Records from a collection
[Start of section]
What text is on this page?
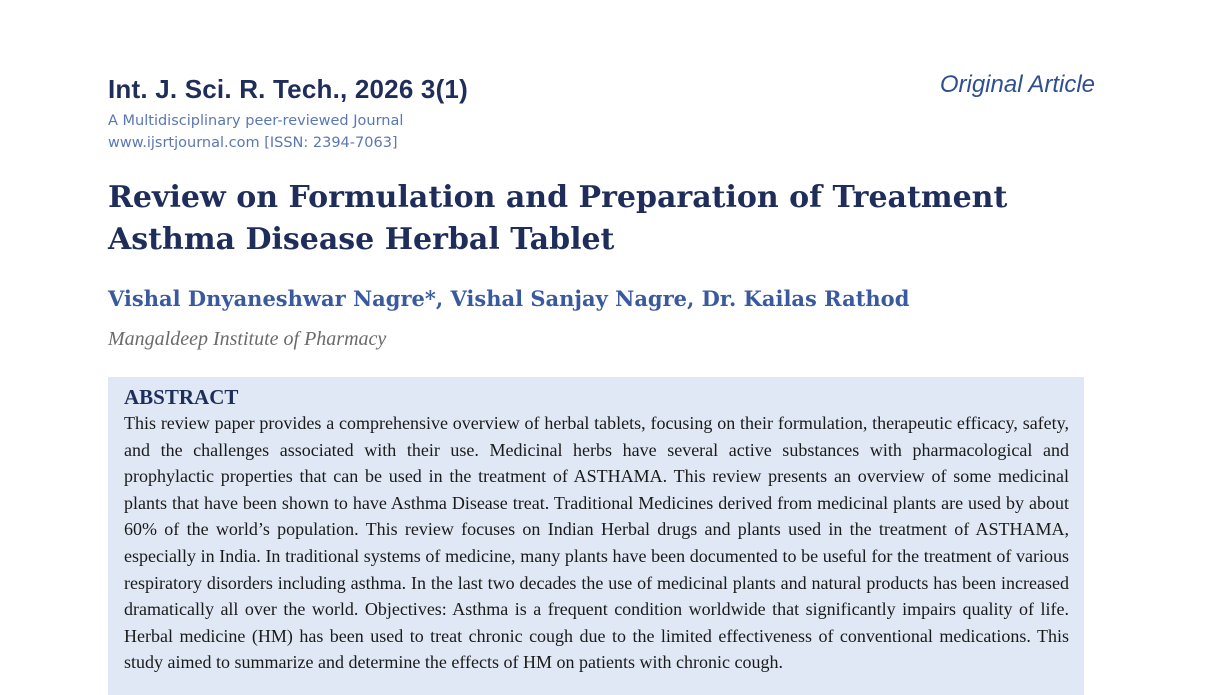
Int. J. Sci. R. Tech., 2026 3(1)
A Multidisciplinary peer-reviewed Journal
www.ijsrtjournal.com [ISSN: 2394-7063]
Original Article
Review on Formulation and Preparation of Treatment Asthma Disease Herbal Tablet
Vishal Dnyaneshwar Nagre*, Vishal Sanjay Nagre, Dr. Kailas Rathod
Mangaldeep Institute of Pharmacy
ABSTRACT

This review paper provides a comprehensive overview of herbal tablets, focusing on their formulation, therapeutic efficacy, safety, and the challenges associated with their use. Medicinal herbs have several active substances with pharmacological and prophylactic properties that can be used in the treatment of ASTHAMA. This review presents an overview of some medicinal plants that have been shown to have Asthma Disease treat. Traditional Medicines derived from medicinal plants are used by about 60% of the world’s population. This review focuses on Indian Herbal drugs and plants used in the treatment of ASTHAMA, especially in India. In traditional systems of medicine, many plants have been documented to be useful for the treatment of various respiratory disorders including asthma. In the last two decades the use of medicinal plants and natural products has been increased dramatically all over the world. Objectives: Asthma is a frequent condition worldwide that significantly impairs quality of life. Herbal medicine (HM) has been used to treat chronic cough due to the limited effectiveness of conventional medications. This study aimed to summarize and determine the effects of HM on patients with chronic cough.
[End of section]
[Start of section]
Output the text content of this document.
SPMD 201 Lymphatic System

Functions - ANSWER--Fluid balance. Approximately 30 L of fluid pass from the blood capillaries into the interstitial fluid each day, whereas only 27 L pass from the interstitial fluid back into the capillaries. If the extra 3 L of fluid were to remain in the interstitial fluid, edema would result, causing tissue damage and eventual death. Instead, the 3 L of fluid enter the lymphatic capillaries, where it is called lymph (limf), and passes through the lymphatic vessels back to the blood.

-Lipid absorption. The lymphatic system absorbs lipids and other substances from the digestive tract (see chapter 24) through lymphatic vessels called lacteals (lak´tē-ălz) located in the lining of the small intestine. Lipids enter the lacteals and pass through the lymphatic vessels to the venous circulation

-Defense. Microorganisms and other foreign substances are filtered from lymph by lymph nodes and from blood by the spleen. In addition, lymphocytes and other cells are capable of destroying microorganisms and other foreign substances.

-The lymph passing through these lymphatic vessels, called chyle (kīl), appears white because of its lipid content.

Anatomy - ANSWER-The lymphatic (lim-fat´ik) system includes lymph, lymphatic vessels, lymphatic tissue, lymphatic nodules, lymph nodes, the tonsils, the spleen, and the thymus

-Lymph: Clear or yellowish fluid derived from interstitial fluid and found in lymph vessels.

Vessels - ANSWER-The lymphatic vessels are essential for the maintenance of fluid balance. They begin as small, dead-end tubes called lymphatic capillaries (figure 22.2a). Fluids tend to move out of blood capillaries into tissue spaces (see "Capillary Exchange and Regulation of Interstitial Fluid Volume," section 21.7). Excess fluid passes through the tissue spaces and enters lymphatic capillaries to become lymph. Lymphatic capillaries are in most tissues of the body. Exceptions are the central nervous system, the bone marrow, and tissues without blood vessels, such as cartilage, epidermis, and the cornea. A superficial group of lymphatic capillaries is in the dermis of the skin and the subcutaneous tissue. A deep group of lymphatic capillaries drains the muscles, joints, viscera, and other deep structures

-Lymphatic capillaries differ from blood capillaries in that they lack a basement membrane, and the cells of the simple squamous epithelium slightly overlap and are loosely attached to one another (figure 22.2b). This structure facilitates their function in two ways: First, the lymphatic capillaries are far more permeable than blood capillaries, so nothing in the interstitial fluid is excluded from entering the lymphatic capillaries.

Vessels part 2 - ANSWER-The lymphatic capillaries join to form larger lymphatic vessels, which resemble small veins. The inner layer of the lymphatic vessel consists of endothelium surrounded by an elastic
[End of section]
### Exercise goal
Spot every line in the entries that includes the word "spleen", and copy each one out.

### Your solution
-Defense. Microorganisms and other foreign substances are filtered from lymph by lymph nodes and from blood by the spleen. In addition, lymphocytes and other cells are capable of destroying microorganisms and other foreign substances.
Anatomy - ANSWER-The lymphatic (lim-fat´ik) system includes lymph, lymphatic vessels, lymphatic tissue, lymphatic nodules, lymph nodes, the tonsils, the spleen, and the thymus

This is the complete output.